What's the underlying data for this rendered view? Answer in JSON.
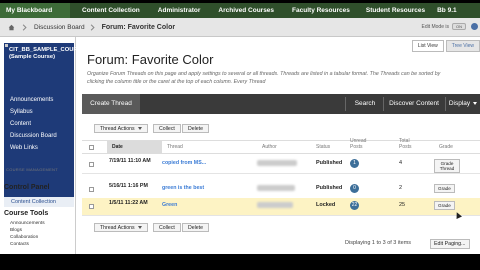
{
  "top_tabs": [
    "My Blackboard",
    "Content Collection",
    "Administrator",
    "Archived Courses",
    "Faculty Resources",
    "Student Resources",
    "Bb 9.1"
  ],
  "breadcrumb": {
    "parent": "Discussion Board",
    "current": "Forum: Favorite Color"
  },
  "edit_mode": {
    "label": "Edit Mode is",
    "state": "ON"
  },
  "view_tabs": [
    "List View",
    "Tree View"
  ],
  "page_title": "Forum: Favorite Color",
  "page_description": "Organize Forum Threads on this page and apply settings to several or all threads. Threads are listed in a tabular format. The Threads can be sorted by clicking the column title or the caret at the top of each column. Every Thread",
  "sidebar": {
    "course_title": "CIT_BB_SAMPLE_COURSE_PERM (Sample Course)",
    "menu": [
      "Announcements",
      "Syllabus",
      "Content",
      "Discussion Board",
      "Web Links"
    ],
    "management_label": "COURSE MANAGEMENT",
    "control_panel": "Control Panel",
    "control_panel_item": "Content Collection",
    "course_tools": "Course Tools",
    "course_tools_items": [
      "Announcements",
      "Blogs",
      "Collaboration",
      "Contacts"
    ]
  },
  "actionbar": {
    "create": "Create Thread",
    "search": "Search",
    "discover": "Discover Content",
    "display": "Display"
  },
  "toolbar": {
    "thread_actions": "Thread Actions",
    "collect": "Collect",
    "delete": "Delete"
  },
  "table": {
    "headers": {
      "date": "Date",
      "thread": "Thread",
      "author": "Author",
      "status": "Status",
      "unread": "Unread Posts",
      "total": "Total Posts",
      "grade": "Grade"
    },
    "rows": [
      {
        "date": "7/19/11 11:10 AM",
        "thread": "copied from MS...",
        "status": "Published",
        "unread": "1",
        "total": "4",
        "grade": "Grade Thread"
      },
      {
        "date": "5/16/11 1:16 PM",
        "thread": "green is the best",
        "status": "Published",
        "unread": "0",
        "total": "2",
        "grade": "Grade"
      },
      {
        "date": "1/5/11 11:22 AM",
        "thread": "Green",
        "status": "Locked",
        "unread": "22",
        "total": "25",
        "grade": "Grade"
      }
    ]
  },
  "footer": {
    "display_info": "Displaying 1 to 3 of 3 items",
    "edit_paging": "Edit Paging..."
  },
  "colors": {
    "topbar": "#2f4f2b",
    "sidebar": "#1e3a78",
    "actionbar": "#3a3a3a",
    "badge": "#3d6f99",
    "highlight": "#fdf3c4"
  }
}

_ _ _ _

◆ WRITTEN INSTRUCTION ◆
Each line in the data that holds the string "unread" should be found and copied.

◆ FINISHED EXERCISE ◆
      "unread": "Unread Posts",
        "unread": "1",
        "unread": "0",
        "unread": "22",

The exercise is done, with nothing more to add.